*Requirements*
Some lines in the records below may hold the word "Rework"; give the number of those lines and nothing else.

*Entries provided*
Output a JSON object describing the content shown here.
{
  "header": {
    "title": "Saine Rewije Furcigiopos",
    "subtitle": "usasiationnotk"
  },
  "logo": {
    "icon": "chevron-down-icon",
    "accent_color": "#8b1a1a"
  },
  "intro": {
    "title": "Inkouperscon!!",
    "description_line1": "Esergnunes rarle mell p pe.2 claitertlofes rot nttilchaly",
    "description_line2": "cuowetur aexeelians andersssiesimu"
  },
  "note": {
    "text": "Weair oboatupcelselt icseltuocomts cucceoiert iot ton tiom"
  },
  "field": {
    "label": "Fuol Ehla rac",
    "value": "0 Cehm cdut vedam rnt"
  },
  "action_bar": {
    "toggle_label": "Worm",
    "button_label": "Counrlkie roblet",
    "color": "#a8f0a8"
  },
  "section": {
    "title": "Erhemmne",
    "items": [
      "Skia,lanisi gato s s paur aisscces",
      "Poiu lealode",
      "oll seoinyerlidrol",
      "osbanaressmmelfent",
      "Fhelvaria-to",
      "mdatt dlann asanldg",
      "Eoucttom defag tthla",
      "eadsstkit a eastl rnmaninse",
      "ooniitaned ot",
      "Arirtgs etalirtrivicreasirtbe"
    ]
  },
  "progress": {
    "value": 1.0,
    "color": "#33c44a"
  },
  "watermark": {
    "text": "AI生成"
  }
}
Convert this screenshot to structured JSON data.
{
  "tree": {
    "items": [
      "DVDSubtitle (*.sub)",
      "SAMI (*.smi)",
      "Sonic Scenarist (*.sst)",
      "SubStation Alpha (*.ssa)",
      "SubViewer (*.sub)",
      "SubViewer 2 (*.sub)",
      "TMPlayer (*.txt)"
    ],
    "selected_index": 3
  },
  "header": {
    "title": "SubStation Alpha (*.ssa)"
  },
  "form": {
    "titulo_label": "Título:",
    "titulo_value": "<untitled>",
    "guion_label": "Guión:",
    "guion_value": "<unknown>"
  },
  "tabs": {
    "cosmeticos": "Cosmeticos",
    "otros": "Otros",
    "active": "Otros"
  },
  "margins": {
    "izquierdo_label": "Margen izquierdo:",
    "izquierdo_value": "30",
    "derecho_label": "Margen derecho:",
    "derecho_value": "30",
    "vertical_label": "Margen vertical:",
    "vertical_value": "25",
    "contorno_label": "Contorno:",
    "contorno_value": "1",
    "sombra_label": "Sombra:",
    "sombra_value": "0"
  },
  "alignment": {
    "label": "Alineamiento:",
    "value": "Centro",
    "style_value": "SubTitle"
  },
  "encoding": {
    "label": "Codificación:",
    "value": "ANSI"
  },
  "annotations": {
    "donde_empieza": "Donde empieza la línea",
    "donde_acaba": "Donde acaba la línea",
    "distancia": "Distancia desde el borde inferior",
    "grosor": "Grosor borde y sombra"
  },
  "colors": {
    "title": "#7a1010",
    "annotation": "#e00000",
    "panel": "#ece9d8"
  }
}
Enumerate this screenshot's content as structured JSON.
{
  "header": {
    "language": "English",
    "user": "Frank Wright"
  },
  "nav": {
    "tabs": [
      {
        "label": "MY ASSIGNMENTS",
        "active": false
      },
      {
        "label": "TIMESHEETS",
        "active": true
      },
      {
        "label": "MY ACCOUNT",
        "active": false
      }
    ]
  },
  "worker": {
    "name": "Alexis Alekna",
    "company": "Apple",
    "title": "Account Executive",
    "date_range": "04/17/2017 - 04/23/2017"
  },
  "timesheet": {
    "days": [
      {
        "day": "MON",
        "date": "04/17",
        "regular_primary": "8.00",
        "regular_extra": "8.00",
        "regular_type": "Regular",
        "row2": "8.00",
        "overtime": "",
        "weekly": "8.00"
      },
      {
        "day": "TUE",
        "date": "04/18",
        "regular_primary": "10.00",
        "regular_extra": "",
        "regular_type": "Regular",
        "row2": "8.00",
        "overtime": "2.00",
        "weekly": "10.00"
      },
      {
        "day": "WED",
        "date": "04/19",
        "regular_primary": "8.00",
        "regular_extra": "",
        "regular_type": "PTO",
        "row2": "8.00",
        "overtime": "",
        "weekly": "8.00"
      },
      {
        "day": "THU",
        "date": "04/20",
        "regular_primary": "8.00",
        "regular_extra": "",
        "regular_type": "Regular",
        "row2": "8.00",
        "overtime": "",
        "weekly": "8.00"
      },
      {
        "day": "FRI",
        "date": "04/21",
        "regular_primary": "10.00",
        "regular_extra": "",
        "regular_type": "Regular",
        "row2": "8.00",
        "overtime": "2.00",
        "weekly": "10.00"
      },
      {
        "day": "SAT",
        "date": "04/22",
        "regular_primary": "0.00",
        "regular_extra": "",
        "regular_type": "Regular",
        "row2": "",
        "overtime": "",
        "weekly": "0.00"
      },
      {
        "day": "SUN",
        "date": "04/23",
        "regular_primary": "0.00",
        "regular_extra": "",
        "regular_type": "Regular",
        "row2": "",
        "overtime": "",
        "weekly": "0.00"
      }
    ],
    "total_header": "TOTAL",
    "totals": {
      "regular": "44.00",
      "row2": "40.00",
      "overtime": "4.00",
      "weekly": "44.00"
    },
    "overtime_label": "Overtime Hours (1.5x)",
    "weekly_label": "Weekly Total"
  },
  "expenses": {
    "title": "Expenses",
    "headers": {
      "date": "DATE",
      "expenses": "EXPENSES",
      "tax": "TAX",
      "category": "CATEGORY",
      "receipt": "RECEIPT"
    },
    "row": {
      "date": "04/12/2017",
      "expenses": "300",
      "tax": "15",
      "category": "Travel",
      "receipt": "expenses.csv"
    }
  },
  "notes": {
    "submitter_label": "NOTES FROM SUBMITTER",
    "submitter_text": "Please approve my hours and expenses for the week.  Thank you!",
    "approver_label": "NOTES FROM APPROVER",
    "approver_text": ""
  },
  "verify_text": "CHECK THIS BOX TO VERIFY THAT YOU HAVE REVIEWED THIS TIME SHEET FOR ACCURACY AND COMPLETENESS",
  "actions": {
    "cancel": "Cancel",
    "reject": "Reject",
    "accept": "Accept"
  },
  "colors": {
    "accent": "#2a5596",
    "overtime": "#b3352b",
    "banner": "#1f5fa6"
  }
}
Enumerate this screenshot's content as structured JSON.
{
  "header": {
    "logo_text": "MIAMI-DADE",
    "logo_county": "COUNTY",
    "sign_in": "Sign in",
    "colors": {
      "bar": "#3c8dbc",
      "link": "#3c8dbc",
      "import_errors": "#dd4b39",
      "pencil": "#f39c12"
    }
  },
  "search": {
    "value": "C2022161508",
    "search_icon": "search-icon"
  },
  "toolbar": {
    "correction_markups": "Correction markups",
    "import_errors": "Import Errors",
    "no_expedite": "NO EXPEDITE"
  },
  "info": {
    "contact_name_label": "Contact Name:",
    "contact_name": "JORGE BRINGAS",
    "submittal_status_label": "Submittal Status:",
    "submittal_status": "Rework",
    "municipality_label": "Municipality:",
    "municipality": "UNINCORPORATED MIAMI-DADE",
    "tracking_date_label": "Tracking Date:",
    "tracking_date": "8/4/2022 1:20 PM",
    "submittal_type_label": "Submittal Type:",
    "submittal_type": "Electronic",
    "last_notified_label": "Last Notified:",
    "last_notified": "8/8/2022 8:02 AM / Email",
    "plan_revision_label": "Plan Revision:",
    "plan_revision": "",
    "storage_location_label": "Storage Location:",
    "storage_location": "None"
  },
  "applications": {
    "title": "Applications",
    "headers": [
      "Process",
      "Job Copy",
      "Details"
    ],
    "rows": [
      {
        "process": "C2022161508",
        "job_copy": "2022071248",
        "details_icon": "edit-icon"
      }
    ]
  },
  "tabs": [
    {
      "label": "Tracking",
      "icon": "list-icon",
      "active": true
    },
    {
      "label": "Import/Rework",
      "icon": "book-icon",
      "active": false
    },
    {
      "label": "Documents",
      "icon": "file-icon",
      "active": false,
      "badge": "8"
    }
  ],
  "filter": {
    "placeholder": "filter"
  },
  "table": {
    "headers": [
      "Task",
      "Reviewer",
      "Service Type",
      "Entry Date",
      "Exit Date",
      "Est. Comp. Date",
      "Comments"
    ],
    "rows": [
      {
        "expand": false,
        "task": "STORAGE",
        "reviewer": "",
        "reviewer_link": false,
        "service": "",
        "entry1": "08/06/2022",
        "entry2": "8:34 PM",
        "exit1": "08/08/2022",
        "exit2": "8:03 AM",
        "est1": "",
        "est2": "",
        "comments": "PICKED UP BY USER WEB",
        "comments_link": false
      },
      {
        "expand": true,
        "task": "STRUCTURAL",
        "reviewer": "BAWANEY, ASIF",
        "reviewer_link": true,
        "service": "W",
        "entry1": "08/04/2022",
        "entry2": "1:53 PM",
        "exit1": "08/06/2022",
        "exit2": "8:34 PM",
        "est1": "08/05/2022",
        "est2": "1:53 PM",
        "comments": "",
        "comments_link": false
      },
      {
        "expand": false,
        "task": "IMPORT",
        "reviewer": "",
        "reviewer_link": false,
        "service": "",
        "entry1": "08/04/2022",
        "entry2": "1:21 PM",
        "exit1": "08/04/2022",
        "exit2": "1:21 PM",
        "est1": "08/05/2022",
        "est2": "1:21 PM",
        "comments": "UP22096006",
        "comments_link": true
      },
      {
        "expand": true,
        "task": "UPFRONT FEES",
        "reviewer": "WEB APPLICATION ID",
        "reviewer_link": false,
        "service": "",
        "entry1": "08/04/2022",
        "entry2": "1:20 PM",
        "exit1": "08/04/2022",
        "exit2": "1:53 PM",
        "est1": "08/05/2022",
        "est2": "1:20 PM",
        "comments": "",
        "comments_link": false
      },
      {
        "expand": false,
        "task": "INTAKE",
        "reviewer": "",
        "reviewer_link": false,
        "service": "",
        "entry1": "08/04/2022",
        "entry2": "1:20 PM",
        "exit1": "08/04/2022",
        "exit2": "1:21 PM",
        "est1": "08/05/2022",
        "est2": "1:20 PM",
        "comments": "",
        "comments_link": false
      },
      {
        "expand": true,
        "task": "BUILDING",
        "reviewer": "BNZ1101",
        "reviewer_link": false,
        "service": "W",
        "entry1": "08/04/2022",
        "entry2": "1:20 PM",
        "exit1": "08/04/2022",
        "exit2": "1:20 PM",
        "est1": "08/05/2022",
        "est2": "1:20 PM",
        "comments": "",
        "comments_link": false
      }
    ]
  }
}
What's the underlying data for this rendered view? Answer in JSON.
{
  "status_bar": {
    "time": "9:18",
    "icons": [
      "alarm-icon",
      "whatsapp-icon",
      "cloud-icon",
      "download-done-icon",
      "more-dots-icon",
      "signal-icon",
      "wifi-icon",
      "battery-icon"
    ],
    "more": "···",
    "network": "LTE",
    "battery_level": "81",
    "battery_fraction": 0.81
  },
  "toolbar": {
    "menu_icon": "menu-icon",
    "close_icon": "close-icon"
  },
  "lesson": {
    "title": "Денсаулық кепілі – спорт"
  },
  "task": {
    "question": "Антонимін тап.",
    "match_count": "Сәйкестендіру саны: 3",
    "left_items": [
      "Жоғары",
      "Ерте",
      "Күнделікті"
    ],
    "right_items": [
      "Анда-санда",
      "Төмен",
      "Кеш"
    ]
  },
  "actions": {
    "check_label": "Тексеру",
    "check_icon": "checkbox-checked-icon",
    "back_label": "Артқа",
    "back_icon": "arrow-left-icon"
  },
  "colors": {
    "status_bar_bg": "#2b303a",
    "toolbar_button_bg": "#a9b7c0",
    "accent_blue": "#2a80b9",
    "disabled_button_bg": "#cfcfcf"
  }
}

*Problem solution*
2